Saved data entries:
***

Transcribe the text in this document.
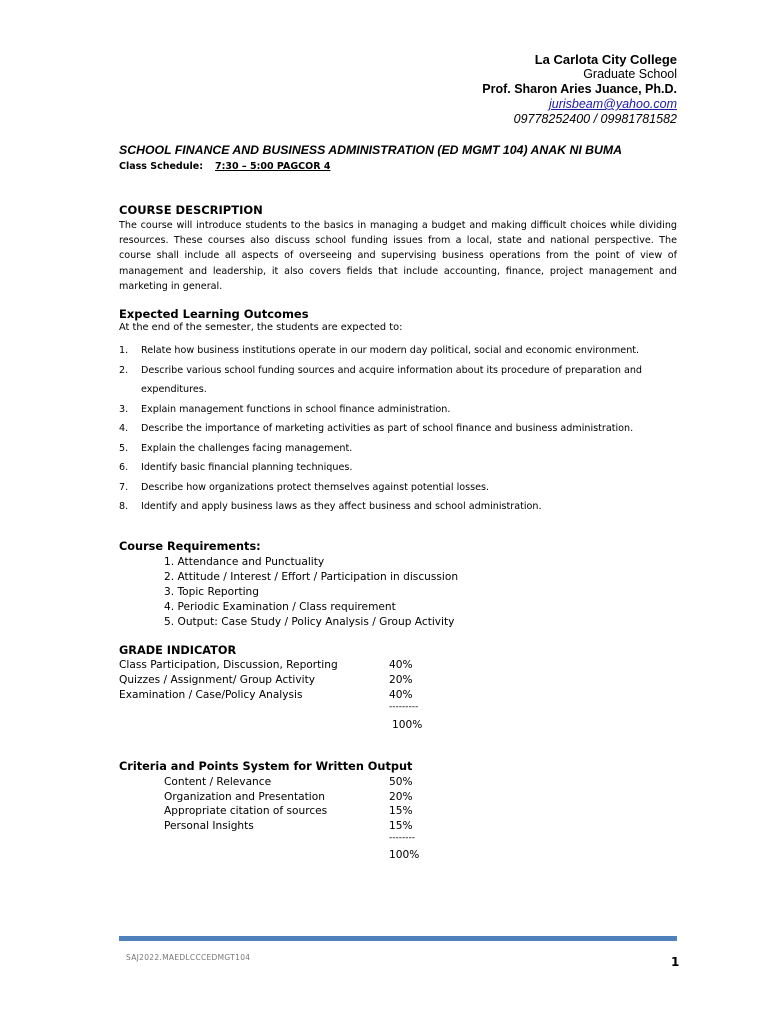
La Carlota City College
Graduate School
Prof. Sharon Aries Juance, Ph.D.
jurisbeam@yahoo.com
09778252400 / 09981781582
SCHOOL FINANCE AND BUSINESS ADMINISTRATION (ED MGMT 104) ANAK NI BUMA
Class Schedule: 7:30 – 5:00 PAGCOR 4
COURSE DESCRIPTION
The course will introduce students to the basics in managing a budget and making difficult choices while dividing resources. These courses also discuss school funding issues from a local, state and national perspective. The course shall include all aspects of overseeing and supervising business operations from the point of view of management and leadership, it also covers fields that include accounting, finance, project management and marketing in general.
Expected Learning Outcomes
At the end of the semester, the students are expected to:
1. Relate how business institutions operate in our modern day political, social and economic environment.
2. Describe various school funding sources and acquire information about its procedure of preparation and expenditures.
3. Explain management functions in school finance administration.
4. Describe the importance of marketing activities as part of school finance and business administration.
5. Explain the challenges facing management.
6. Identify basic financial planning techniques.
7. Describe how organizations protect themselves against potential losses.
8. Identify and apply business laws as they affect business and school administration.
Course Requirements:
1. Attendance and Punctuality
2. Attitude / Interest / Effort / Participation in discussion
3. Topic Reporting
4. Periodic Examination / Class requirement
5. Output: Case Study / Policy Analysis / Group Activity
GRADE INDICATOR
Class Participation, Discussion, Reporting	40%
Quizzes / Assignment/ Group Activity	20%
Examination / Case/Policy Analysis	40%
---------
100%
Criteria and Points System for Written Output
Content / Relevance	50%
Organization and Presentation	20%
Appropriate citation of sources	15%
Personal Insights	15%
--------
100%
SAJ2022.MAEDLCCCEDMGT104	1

***

▶ **Given task**
Give all the entries again exactly, dropping each picture.

▶ **Result of the exercise**
Transcribe the text in this document.
La Carlota City College
Graduate School
Prof. Sharon Aries Juance, Ph.D.
jurisbeam@yahoo.com
09778252400 / 09981781582
SCHOOL FINANCE AND BUSINESS ADMINISTRATION (ED MGMT 104) ANAK NI BUMA
Class Schedule: 7:30 – 5:00 PAGCOR 4
COURSE DESCRIPTION
The course will introduce students to the basics in managing a budget and making difficult choices while dividing resources. These courses also discuss school funding issues from a local, state and national perspective. The course shall include all aspects of overseeing and supervising business operations from the point of view of management and leadership, it also covers fields that include accounting, finance, project management and marketing in general.
Expected Learning Outcomes
At the end of the semester, the students are expected to:
1. Relate how business institutions operate in our modern day political, social and economic environment.
2. Describe various school funding sources and acquire information about its procedure of preparation and expenditures.
3. Explain management functions in school finance administration.
4. Describe the importance of marketing activities as part of school finance and business administration.
5. Explain the challenges facing management.
6. Identify basic financial planning techniques.
7. Describe how organizations protect themselves against potential losses.
8. Identify and apply business laws as they affect business and school administration.
Course Requirements:
1. Attendance and Punctuality
2. Attitude / Interest / Effort / Participation in discussion
3. Topic Reporting
4. Periodic Examination / Class requirement
5. Output: Case Study / Policy Analysis / Group Activity
GRADE INDICATOR
Class Participation, Discussion, Reporting	40%
Quizzes / Assignment/ Group Activity	20%
Examination / Case/Policy Analysis	40%
---------
100%
Criteria and Points System for Written Output
Content / Relevance	50%
Organization and Presentation	20%
Appropriate citation of sources	15%
Personal Insights	15%
--------
100%
SAJ2022.MAEDLCCCEDMGT104	1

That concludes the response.